--- Task material ---
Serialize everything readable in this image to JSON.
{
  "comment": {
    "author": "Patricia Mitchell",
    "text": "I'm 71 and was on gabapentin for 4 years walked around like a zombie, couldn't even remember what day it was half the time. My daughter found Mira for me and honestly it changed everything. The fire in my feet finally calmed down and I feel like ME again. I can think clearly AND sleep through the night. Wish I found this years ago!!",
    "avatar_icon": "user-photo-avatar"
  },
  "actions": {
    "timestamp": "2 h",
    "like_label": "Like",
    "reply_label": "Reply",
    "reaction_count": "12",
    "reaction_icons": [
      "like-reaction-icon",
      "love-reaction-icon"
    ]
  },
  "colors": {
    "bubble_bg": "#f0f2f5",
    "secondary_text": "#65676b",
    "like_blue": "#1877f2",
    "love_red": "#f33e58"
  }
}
---
Each line of the listing above should be output exactly.

Serialize everything readable in this image to JSON.
{
  "comment": {
    "author": "Patricia Mitchell",
    "text": "I'm 71 and was on gabapentin for 4 years walked around like a zombie, couldn't even remember what day it was half the time. My daughter found Mira for me and honestly it changed everything. The fire in my feet finally calmed down and I feel like ME again. I can think clearly AND sleep through the night. Wish I found this years ago!!",
    "avatar_icon": "user-photo-avatar"
  },
  "actions": {
    "timestamp": "2 h",
    "like_label": "Like",
    "reply_label": "Reply",
    "reaction_count": "12",
    "reaction_icons": [
      "like-reaction-icon",
      "love-reaction-icon"
    ]
  },
  "colors": {
    "bubble_bg": "#f0f2f5",
    "secondary_text": "#65676b",
    "like_blue": "#1877f2",
    "love_red": "#f33e58"
  }
}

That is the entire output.